EXCERPT:
/---

There are two reasons for this:

  1. The power of Elm lies in the strict type checking and lack of runtime errors provided by the compiler.
  2. Elm works when each page is one component, with few or no sub-components. To quote the designers of elm: "Actively trying to make components is a recipe for disaster in Elm"

Elm is extremely powerful in that it lets you refactor without fear. However that only works when you are writing your code in elm, not when you write Javascript that gets converted into Mitosis JSON and then converted into Elm and then back into Javascript. You're going to give yourself way too many headaches trying to get the type system, (or systems, if you're using Typescript), to work together.

Writing good Elm components requires a significant change of mindset, one that can't easily be done automatically by software.

\---

AIM OF THE TASK: Reproduce the Elm passage above word for word, from start to finish.

RECORDED INFORMATION:
/---

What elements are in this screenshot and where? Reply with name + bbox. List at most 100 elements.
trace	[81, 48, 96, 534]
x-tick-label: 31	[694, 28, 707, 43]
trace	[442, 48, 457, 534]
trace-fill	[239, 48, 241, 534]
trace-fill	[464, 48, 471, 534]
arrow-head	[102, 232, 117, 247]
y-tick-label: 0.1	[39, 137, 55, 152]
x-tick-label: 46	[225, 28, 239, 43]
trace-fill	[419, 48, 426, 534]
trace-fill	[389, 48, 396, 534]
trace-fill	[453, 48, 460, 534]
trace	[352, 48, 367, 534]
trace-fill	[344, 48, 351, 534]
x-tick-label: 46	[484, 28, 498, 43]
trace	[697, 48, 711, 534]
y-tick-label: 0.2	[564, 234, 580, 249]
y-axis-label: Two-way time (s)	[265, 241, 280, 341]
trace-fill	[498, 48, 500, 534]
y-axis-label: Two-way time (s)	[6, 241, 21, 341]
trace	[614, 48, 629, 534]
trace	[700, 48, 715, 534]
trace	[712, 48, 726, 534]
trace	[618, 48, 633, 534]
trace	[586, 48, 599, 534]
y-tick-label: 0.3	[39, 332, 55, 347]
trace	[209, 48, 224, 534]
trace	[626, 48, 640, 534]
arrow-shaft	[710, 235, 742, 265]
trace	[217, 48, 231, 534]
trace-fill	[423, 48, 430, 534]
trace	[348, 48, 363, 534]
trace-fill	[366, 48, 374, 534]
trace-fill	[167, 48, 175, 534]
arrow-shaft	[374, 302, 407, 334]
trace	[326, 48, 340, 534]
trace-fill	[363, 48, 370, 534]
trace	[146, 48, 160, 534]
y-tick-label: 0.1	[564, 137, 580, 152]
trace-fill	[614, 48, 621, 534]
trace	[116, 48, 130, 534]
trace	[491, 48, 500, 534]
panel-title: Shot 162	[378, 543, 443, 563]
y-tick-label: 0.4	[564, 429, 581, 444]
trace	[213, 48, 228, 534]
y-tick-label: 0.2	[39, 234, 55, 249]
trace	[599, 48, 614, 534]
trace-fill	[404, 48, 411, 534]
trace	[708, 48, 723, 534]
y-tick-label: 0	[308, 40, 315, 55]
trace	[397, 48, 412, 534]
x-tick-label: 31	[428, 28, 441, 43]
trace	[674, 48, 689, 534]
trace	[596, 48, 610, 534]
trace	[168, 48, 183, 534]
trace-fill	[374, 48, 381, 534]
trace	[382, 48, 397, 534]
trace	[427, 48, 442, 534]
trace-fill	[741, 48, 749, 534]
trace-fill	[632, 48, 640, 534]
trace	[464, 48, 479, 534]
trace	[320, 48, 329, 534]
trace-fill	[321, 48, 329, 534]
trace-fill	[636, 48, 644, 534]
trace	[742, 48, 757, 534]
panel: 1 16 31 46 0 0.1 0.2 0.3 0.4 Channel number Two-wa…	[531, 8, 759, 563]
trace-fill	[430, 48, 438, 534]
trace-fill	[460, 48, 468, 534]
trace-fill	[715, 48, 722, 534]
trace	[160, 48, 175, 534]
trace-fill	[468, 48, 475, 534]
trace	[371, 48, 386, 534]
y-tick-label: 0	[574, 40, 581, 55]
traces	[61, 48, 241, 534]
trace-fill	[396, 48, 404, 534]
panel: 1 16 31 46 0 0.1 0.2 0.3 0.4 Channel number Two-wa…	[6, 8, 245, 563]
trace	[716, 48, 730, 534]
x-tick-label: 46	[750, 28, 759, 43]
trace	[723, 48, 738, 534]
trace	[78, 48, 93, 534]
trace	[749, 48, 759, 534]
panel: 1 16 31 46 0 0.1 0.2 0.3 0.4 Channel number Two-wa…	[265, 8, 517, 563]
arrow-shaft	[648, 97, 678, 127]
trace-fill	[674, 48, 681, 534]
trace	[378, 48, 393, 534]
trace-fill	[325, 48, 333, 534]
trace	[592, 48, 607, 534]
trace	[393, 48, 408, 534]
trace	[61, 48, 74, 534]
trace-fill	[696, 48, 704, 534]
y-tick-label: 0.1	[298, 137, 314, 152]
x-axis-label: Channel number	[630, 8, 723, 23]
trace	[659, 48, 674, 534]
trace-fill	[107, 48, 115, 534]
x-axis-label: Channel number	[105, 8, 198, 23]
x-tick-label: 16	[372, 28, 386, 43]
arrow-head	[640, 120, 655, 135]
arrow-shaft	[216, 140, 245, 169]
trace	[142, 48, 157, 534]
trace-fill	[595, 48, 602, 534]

\---

ANSWER SPACE:
There are two reasons for this:

  1. The power of Elm lies in the strict type checking and lack of runtime errors provided by the compiler.
  2. Elm works when each page is one component, with few or no sub-components. To quote the designers of elm: "Actively trying to make components is a recipe for disaster in Elm"

Elm is extremely powerful in that it lets you refactor without fear. However that only works when you are writing your code in elm, not when you write Javascript that gets converted into Mitosis JSON and then converted into Elm and then back into Javascript. You're going to give yourself way too many headaches trying to get the type system, (or systems, if you're using Typescript), to work together.

Writing good Elm components requires a significant change of mindset, one that can't easily be done automatically by software.